> [SOURCE MATERIAL]:
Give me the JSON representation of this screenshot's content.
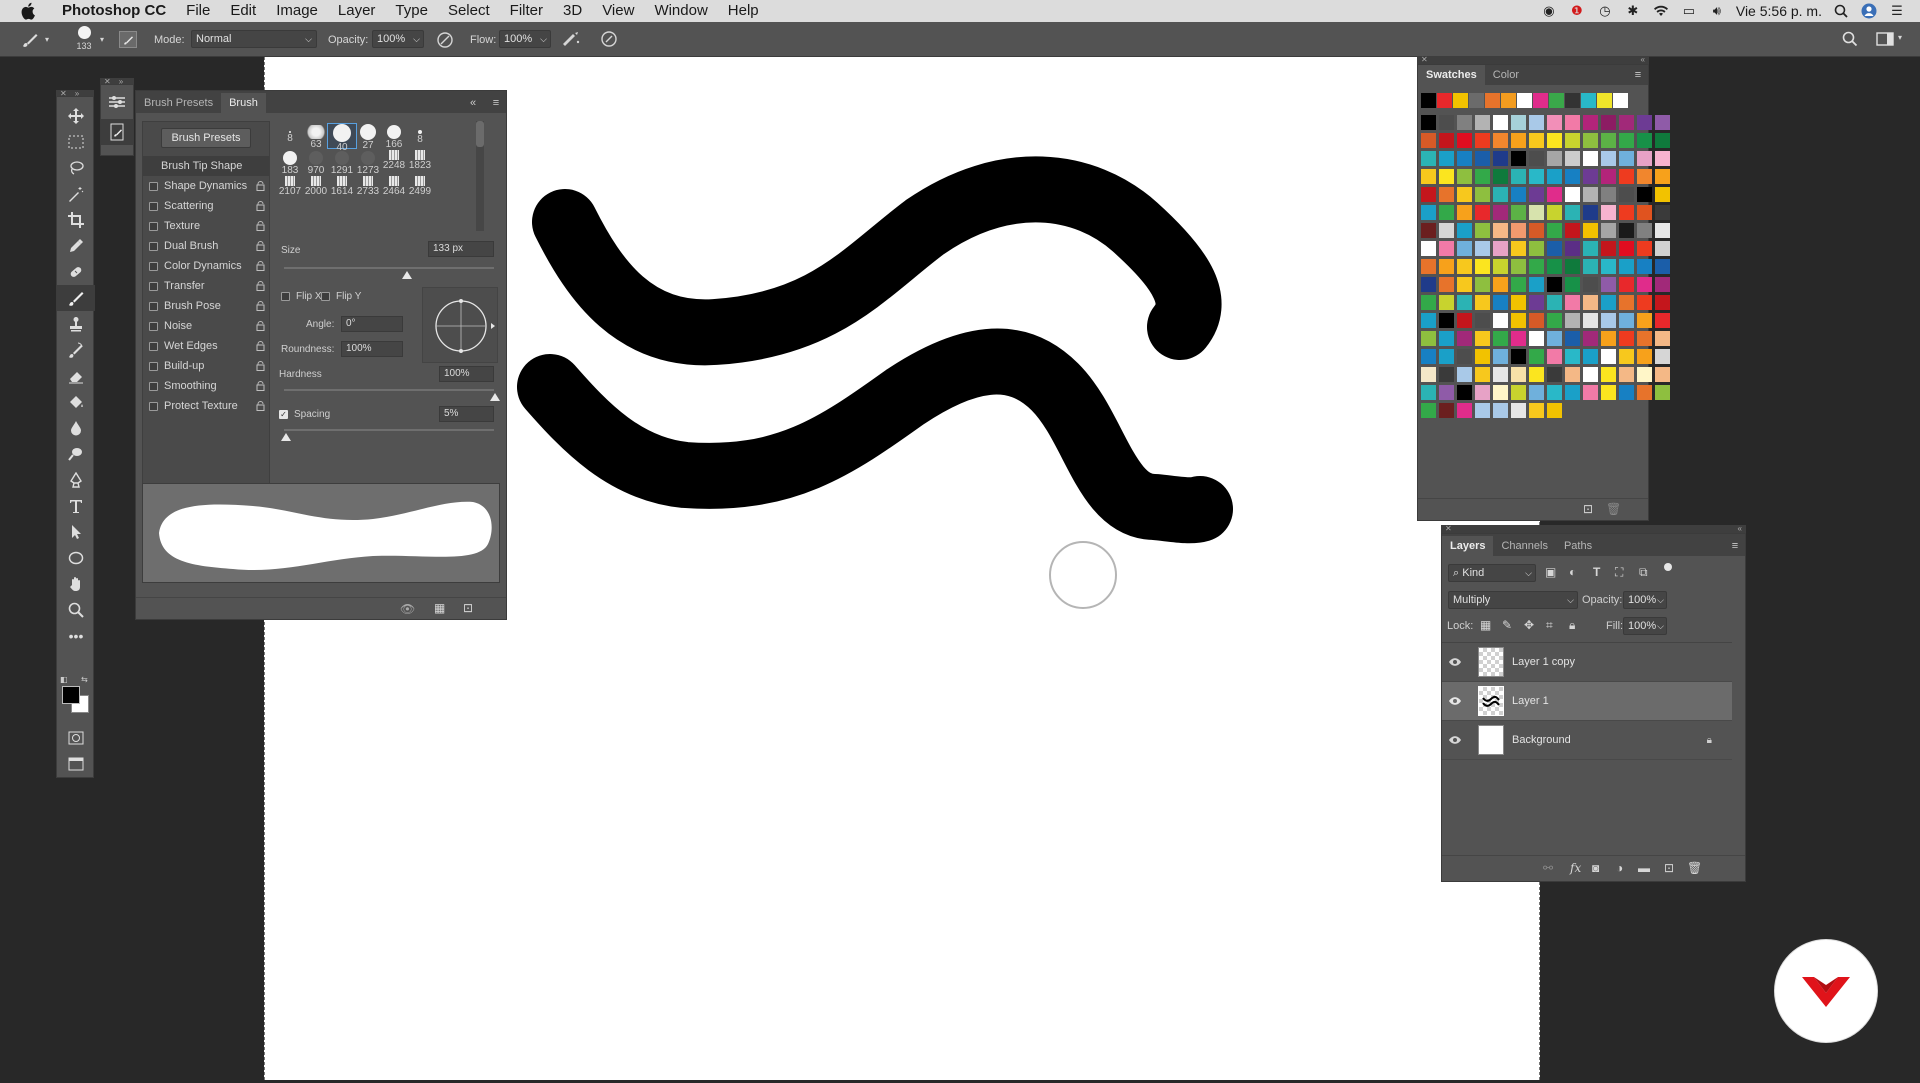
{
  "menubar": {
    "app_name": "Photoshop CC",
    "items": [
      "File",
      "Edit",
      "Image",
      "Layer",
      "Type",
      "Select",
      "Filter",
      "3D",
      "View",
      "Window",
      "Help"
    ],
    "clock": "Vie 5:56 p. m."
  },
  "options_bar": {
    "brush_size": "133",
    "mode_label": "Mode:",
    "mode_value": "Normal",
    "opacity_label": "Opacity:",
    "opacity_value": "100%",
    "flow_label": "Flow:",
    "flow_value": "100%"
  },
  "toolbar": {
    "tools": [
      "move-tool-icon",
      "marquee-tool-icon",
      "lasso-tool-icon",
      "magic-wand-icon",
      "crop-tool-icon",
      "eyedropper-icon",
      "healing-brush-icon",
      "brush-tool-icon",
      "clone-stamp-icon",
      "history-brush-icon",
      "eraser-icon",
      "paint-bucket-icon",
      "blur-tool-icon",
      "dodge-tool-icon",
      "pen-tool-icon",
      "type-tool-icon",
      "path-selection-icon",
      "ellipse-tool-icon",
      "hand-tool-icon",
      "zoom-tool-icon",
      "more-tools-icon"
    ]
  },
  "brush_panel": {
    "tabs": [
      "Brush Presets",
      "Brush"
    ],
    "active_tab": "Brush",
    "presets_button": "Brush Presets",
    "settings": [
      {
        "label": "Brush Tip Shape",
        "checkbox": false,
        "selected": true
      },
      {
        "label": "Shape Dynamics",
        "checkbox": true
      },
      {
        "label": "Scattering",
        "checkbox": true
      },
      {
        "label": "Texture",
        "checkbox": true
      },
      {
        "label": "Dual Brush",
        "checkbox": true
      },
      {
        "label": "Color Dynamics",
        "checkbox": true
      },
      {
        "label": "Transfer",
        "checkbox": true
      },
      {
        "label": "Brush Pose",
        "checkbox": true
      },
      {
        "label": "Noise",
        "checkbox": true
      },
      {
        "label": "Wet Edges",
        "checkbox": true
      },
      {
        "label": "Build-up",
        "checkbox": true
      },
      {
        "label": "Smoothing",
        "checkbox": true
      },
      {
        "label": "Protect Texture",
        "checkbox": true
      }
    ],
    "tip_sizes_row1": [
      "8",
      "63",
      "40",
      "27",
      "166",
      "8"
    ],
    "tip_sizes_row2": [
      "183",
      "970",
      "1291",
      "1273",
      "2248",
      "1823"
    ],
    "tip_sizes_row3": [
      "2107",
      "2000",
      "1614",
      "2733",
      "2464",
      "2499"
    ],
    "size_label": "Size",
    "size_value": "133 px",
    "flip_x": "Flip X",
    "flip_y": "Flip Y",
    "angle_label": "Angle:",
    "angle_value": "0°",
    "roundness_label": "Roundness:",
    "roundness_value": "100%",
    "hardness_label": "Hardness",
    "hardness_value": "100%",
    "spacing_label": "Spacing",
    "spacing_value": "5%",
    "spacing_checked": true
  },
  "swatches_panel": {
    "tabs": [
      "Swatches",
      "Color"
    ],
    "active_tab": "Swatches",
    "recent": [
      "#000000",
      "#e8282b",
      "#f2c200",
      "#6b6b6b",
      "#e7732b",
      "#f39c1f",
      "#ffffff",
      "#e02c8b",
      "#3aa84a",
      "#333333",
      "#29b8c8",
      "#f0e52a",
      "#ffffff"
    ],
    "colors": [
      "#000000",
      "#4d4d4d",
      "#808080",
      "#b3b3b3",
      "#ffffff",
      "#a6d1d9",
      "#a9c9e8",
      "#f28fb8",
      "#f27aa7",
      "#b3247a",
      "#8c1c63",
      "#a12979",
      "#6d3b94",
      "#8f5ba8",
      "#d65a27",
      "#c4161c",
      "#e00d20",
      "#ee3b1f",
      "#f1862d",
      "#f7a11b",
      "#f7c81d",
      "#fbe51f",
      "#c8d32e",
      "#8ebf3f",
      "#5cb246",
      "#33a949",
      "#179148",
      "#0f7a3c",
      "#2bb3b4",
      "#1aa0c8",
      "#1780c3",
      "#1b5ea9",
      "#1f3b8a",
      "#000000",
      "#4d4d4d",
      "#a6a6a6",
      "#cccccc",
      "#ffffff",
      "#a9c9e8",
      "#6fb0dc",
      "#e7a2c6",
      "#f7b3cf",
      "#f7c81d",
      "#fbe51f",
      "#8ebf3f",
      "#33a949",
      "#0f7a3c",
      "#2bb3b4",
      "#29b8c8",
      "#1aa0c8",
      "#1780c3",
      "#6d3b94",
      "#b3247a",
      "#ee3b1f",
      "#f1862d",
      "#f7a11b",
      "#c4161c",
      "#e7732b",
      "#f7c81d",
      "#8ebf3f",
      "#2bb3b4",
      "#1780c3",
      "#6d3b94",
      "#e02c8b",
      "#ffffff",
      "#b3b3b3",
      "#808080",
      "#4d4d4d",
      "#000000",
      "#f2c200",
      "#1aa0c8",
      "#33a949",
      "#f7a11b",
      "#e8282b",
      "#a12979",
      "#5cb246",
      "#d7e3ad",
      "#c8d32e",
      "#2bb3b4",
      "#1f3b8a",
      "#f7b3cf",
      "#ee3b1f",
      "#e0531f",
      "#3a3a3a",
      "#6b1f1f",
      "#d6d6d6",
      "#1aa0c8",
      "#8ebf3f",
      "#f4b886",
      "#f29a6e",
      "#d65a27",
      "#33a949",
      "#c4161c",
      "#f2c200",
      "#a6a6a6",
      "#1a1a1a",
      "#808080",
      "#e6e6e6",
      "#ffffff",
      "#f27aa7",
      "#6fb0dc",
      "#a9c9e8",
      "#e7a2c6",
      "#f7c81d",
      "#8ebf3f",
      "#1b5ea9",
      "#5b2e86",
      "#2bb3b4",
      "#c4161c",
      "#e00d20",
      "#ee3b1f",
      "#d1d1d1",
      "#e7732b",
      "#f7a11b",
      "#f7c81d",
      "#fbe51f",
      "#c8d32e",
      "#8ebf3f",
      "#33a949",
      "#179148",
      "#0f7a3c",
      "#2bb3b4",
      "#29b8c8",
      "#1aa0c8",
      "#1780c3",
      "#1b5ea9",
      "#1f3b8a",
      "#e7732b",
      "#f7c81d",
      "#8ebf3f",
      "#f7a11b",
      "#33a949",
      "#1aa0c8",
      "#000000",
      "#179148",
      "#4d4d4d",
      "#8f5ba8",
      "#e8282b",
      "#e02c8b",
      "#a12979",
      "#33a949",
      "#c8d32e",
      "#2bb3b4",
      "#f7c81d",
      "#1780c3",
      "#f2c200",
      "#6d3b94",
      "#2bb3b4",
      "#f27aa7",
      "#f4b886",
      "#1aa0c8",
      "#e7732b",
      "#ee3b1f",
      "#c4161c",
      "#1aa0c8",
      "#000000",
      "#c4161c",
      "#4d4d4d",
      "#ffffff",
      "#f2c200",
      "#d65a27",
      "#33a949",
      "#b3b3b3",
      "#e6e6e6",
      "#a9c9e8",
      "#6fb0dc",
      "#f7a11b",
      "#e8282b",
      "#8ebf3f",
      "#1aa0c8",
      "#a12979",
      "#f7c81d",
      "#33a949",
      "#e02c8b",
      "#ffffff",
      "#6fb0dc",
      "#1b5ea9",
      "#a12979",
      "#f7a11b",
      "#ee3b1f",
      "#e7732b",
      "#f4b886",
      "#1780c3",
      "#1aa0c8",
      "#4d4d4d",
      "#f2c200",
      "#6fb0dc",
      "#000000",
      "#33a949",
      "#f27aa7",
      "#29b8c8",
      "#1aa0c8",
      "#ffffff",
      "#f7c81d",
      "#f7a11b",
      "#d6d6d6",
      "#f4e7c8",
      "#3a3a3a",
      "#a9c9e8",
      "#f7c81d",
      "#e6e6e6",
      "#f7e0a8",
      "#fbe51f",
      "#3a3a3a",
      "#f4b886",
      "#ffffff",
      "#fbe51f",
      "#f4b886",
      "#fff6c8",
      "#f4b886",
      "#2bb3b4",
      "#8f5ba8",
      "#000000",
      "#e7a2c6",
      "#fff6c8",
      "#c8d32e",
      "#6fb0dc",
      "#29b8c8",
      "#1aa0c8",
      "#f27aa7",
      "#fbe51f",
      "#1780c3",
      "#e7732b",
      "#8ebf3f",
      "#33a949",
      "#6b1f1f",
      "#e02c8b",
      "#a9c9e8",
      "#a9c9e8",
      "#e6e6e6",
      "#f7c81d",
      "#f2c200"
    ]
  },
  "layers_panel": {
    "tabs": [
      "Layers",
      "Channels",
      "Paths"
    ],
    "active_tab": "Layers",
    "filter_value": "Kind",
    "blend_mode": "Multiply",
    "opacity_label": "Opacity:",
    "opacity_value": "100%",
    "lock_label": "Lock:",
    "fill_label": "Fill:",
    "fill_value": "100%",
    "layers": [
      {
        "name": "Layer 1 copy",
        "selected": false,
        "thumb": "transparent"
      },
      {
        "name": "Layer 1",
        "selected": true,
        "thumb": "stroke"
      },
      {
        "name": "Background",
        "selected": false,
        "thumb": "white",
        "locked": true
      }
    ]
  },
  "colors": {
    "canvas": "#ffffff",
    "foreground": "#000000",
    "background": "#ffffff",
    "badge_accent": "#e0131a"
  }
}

> [WHAT YOU NEED TO DO]:
List the lines of the material in which the word "Dynamics" occurs.

> [THE SOLUTION]:
        "label": "Shape Dynamics",
        "label": "Color Dynamics",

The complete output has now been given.